begin Data provided
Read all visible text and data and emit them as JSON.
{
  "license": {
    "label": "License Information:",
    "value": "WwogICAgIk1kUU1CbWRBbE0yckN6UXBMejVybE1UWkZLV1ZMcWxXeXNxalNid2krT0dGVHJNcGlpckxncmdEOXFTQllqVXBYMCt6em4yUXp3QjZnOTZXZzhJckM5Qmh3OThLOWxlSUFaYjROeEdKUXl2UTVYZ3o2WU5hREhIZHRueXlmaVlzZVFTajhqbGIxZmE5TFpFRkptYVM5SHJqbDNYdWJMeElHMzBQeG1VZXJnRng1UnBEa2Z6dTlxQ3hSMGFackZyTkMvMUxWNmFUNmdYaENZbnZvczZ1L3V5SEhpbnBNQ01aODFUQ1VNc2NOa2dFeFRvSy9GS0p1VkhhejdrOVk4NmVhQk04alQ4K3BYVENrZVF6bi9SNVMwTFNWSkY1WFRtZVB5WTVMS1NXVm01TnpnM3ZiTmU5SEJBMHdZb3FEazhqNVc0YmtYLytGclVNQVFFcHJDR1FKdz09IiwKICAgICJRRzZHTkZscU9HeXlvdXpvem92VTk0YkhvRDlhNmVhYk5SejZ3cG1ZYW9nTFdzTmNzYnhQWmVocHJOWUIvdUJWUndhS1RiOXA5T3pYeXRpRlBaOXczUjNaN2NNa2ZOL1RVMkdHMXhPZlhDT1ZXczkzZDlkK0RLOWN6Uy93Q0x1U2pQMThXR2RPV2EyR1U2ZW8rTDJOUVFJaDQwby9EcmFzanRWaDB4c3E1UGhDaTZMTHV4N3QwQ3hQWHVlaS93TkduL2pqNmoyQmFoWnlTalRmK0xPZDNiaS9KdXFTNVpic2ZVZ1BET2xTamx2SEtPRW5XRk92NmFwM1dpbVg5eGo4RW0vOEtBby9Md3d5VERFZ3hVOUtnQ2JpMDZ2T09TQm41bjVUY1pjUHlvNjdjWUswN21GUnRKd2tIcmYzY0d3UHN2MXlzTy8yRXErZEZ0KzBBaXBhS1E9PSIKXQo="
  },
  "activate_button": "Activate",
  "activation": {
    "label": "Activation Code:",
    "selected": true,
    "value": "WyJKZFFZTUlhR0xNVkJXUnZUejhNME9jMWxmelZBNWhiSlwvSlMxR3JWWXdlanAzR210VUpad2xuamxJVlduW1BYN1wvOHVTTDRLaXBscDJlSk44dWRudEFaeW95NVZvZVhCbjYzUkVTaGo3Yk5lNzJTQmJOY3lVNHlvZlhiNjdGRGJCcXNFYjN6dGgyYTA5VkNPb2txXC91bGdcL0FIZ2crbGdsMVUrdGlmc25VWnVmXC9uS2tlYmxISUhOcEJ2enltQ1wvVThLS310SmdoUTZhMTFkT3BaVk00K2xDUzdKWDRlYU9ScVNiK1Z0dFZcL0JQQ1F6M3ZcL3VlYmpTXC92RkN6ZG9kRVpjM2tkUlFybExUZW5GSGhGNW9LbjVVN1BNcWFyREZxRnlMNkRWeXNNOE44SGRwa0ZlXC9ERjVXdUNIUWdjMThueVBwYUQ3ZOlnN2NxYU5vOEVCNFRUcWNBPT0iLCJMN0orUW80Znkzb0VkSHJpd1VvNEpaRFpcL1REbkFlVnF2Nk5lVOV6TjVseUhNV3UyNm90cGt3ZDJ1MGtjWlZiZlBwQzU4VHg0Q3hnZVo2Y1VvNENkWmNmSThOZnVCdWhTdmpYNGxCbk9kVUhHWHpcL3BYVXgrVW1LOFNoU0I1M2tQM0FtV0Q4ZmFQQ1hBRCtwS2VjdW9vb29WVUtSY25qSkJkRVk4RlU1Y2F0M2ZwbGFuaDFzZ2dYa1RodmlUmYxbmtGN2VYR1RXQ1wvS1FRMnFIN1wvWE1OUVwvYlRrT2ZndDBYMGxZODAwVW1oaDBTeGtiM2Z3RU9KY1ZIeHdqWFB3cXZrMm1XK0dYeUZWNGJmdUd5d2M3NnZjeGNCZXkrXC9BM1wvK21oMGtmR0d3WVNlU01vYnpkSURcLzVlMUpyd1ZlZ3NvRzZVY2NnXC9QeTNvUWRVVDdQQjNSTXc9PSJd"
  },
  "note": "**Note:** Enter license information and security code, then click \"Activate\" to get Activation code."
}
end Data provided
§ **Exercise goal**:
Lines holding the word "Activate" in the entries above are the ones to pull out. Copy them all.

§ **Response to the task**:
  "activate_button": "Activate",
  "note": "**Note:** Enter license information and security code, then click \"Activate\" to get Activation code."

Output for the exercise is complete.